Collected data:
==========

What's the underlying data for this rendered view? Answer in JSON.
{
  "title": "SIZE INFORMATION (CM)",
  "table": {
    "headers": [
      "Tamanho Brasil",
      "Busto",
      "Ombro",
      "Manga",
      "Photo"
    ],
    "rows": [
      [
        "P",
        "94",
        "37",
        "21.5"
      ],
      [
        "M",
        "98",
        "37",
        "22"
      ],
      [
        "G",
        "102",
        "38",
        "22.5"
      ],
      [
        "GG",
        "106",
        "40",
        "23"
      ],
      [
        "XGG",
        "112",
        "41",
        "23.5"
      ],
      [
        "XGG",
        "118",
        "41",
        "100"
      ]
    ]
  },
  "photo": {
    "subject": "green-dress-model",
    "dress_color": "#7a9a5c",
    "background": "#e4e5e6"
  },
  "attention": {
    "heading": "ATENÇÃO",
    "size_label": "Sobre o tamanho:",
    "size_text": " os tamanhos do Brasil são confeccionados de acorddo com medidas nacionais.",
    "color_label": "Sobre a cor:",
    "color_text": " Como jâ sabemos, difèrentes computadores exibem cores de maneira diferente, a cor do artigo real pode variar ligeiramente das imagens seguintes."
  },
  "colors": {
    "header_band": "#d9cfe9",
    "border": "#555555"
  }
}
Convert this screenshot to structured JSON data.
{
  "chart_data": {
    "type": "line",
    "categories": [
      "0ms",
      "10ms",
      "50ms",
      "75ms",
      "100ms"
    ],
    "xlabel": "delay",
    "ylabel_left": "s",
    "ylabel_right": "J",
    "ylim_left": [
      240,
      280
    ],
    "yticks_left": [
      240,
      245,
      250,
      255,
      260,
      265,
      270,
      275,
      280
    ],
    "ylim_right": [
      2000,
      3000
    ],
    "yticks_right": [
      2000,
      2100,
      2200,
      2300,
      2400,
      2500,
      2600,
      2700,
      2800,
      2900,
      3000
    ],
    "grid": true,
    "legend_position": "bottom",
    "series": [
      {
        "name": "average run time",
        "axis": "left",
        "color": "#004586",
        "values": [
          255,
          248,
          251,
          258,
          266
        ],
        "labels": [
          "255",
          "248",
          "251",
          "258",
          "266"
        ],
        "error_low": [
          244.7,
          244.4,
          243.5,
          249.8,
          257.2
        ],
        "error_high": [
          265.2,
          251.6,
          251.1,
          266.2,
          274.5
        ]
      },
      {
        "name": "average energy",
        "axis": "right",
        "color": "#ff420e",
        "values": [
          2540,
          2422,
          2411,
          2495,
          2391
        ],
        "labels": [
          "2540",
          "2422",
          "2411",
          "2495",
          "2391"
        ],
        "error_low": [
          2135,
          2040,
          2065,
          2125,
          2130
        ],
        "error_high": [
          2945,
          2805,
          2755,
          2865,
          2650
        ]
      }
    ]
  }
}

==========

» TASK PROMPT
Quote all the records exactly, please, leaving none out.

» RESULT
What's the underlying data for this rendered view? Answer in JSON.
{
  "title": "SIZE INFORMATION (CM)",
  "table": {
    "headers": [
      "Tamanho Brasil",
      "Busto",
      "Ombro",
      "Manga",
      "Photo"
    ],
    "rows": [
      [
        "P",
        "94",
        "37",
        "21.5"
      ],
      [
        "M",
        "98",
        "37",
        "22"
      ],
      [
        "G",
        "102",
        "38",
        "22.5"
      ],
      [
        "GG",
        "106",
        "40",
        "23"
      ],
      [
        "XGG",
        "112",
        "41",
        "23.5"
      ],
      [
        "XGG",
        "118",
        "41",
        "100"
      ]
    ]
  },
  "photo": {
    "subject": "green-dress-model",
    "dress_color": "#7a9a5c",
    "background": "#e4e5e6"
  },
  "attention": {
    "heading": "ATENÇÃO",
    "size_label": "Sobre o tamanho:",
    "size_text": " os tamanhos do Brasil são confeccionados de acorddo com medidas nacionais.",
    "color_label": "Sobre a cor:",
    "color_text": " Como jâ sabemos, difèrentes computadores exibem cores de maneira diferente, a cor do artigo real pode variar ligeiramente das imagens seguintes."
  },
  "colors": {
    "header_band": "#d9cfe9",
    "border": "#555555"
  }
}
Convert this screenshot to structured JSON data.
{
  "chart_data": {
    "type": "line",
    "categories": [
      "0ms",
      "10ms",
      "50ms",
      "75ms",
      "100ms"
    ],
    "xlabel": "delay",
    "ylabel_left": "s",
    "ylabel_right": "J",
    "ylim_left": [
      240,
      280
    ],
    "yticks_left": [
      240,
      245,
      250,
      255,
      260,
      265,
      270,
      275,
      280
    ],
    "ylim_right": [
      2000,
      3000
    ],
    "yticks_right": [
      2000,
      2100,
      2200,
      2300,
      2400,
      2500,
      2600,
      2700,
      2800,
      2900,
      3000
    ],
    "grid": true,
    "legend_position": "bottom",
    "series": [
      {
        "name": "average run time",
        "axis": "left",
        "color": "#004586",
        "values": [
          255,
          248,
          251,
          258,
          266
        ],
        "labels": [
          "255",
          "248",
          "251",
          "258",
          "266"
        ],
        "error_low": [
          244.7,
          244.4,
          243.5,
          249.8,
          257.2
        ],
        "error_high": [
          265.2,
          251.6,
          251.1,
          266.2,
          274.5
        ]
      },
      {
        "name": "average energy",
        "axis": "right",
        "color": "#ff420e",
        "values": [
          2540,
          2422,
          2411,
          2495,
          2391
        ],
        "labels": [
          "2540",
          "2422",
          "2411",
          "2495",
          "2391"
        ],
        "error_low": [
          2135,
          2040,
          2065,
          2125,
          2130
        ],
        "error_high": [
          2945,
          2805,
          2755,
          2865,
          2650
        ]
      }
    ]
  }
}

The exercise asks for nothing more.